--- Raw records ---

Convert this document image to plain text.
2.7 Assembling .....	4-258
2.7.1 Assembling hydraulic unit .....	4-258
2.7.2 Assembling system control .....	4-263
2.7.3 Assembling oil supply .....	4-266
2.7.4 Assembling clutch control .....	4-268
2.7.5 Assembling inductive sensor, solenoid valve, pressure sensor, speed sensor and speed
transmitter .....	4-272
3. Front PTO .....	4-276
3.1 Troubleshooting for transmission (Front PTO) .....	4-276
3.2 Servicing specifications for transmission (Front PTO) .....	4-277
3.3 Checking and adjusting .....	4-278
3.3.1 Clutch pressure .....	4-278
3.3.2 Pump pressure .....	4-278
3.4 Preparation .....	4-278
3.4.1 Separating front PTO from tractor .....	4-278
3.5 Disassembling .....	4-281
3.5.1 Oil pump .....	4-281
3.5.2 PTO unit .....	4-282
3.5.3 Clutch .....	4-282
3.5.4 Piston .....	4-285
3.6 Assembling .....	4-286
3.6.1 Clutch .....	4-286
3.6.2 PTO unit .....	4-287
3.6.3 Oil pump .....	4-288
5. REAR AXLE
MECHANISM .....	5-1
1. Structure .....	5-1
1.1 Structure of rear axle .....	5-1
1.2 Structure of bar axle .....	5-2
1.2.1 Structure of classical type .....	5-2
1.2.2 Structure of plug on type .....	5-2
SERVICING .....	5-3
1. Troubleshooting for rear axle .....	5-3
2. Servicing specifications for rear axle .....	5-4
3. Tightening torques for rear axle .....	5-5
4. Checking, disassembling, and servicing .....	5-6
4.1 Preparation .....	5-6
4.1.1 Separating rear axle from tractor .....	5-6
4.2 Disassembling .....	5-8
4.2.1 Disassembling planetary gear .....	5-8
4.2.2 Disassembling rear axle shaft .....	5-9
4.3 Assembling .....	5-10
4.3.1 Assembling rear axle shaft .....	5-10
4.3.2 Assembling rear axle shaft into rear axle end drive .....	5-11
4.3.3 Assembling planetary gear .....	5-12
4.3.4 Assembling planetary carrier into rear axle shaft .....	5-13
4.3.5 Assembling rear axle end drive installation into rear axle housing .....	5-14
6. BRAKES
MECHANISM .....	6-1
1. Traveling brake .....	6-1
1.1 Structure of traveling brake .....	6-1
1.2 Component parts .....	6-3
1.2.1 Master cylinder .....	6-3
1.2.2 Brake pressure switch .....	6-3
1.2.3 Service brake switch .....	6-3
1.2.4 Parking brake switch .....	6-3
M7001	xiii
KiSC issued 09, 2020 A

---

_What the task requires_.
List every line above that holds the word "into".

_The reply_.
4.3.2 Assembling rear axle shaft into rear axle end drive .....	5-11
4.3.4 Assembling planetary carrier into rear axle shaft .....	5-13
4.3.5 Assembling rear axle end drive installation into rear axle housing .....	5-14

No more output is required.